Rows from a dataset
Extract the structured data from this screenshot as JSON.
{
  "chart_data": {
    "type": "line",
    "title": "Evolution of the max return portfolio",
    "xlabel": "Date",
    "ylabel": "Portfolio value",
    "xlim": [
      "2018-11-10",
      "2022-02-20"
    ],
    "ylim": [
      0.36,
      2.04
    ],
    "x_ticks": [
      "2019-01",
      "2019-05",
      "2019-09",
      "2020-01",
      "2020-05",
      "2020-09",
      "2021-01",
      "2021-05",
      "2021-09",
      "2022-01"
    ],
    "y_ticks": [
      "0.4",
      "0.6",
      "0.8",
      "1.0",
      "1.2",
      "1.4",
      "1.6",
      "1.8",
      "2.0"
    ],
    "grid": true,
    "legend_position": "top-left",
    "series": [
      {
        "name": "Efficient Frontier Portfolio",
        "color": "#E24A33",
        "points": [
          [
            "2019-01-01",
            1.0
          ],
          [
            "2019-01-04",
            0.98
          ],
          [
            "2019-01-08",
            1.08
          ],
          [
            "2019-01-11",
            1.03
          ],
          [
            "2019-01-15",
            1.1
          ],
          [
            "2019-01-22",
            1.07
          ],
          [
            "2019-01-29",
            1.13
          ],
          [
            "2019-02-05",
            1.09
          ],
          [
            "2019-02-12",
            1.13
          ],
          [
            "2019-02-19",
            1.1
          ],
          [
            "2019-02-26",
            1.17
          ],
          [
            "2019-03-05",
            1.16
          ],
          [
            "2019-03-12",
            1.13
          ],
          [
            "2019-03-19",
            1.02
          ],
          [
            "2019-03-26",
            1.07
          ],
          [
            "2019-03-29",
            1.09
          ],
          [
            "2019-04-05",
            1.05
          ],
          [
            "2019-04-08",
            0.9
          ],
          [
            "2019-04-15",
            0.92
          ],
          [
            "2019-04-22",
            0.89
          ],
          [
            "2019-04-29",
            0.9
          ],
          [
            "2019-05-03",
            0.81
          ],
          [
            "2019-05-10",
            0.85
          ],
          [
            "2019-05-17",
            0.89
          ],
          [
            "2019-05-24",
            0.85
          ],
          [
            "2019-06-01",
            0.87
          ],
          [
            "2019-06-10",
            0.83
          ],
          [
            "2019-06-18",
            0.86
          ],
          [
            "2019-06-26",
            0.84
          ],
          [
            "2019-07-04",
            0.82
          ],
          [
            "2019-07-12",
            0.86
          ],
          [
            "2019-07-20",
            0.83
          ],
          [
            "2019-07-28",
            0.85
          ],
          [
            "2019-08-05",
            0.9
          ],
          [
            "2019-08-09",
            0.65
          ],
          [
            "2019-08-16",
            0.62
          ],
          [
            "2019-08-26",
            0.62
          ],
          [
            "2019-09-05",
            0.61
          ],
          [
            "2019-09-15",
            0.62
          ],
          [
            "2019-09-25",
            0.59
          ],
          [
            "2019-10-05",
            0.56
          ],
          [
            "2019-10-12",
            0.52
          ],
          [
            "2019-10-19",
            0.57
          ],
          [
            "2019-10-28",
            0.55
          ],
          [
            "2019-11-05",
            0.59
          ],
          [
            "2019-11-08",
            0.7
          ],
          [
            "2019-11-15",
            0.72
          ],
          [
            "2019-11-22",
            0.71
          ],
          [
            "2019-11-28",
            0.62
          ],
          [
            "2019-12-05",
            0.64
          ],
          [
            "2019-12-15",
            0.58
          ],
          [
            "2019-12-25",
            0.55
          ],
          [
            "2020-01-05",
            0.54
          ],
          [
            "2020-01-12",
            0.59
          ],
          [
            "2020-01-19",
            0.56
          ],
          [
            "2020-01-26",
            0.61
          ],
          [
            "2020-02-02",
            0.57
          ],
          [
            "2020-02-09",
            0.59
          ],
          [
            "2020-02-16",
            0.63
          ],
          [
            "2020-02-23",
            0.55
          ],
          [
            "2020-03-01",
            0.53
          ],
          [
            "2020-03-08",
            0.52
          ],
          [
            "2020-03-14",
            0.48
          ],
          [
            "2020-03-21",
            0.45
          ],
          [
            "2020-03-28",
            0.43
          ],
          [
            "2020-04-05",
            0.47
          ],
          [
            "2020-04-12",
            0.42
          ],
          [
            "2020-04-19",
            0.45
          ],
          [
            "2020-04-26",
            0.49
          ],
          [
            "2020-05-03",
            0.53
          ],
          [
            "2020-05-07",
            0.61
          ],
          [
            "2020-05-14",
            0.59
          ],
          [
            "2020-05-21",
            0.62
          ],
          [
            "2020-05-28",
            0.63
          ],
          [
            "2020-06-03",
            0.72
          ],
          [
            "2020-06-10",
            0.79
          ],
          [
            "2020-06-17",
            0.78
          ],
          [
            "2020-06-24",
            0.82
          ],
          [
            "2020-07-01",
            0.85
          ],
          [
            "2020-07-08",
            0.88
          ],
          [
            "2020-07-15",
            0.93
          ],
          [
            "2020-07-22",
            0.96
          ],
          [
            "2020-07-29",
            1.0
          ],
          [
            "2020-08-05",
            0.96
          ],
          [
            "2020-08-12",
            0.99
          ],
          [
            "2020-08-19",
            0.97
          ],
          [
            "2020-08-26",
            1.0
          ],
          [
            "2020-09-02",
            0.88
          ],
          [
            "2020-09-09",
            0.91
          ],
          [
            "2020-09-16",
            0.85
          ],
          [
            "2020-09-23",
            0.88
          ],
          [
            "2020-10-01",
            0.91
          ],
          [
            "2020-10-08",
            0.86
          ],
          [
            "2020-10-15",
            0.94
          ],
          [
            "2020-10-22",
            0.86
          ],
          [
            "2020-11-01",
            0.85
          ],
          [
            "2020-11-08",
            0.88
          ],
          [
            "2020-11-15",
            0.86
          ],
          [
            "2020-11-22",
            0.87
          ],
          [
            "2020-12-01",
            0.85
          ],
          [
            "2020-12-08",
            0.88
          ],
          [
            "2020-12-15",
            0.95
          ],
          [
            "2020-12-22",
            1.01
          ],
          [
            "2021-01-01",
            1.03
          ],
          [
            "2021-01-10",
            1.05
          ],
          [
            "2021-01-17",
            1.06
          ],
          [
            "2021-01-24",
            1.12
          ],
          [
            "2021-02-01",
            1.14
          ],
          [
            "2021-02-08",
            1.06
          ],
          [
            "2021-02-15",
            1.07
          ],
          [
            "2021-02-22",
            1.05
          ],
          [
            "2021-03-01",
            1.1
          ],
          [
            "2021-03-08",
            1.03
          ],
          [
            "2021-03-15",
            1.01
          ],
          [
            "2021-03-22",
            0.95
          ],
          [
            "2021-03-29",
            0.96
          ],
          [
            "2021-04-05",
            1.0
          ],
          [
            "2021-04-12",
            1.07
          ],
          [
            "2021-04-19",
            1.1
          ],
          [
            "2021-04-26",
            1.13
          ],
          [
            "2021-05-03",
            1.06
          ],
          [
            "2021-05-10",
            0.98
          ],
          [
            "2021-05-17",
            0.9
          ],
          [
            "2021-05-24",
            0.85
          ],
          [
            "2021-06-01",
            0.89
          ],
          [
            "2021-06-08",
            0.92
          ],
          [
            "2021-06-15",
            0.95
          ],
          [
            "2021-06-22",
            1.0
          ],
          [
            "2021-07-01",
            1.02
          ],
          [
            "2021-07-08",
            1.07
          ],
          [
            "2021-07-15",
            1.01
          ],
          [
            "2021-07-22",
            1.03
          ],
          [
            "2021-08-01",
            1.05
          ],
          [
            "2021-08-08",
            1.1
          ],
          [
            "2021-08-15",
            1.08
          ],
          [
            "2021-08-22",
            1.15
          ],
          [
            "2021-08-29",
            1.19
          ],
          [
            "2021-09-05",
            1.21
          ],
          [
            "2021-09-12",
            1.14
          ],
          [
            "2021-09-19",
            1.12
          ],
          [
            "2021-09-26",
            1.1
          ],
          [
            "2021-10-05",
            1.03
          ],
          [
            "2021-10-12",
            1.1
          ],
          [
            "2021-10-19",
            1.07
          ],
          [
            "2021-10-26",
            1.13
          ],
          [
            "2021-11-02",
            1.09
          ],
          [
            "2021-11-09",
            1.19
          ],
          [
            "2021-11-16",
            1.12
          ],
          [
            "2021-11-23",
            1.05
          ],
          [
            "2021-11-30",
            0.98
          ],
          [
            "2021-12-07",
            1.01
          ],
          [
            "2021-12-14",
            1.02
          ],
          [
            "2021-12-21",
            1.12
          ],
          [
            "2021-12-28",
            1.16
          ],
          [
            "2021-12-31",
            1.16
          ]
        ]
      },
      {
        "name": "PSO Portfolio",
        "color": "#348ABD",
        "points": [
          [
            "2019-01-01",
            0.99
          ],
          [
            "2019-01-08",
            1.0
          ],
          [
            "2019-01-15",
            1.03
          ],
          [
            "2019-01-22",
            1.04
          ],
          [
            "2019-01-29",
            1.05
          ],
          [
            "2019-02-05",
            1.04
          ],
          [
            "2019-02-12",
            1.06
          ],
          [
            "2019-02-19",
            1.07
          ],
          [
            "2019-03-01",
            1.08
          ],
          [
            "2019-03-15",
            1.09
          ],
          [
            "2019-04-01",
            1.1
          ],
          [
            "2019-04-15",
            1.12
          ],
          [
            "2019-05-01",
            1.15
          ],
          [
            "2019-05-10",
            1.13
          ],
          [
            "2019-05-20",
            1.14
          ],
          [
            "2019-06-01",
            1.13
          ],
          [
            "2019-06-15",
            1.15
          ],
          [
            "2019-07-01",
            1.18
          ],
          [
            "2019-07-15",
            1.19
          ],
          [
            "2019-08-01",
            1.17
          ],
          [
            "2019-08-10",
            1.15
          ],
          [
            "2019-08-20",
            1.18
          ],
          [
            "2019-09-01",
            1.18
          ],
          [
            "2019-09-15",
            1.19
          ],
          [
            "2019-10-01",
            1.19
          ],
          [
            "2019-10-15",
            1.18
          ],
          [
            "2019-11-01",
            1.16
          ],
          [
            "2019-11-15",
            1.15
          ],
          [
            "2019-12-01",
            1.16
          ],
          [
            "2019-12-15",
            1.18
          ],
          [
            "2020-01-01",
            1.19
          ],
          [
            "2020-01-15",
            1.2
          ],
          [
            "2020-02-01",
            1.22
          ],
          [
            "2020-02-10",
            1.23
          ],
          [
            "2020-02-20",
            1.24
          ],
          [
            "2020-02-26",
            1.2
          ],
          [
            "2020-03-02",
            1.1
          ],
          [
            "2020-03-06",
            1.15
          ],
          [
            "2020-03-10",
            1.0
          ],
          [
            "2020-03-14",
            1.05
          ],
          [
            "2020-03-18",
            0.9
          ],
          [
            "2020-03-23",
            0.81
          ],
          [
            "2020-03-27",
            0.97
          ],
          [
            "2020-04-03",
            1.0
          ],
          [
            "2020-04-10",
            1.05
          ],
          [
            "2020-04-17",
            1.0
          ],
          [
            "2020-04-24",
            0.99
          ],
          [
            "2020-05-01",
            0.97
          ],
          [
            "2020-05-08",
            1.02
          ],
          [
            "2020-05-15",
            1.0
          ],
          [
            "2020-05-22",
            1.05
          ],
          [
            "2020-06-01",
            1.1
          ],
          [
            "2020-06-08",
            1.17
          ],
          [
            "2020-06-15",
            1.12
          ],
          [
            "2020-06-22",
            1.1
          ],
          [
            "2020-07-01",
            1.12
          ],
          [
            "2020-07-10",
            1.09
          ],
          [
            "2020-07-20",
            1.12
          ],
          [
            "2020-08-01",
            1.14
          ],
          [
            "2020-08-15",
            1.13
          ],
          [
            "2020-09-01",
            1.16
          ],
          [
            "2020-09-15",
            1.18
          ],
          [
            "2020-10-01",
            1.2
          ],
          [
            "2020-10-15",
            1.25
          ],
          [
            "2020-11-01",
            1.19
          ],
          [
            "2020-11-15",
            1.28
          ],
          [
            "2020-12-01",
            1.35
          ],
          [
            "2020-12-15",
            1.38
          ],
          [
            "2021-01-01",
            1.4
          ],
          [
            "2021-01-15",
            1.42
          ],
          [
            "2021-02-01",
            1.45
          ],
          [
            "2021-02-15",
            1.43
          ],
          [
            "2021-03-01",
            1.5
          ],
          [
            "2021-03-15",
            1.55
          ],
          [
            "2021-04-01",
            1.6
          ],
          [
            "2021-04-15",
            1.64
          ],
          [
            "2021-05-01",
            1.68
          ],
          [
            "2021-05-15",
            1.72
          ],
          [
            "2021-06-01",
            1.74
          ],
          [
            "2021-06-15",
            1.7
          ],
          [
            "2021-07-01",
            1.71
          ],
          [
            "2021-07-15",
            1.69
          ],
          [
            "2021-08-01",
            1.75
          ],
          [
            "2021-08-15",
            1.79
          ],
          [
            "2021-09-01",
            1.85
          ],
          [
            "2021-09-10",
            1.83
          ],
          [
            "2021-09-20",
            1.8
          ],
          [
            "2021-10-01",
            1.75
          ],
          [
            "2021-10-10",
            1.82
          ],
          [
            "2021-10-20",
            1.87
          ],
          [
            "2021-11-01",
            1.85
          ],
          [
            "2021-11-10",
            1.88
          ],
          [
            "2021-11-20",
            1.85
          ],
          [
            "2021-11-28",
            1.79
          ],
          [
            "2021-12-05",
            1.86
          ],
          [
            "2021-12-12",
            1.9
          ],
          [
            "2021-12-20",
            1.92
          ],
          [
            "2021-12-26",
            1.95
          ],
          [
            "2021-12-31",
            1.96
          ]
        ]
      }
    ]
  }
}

#### The request
Check each line of the records for the word "name" and extract those that contain it.

#### Task response
        "name": "Efficient Frontier Portfolio",
        "name": "PSO Portfolio",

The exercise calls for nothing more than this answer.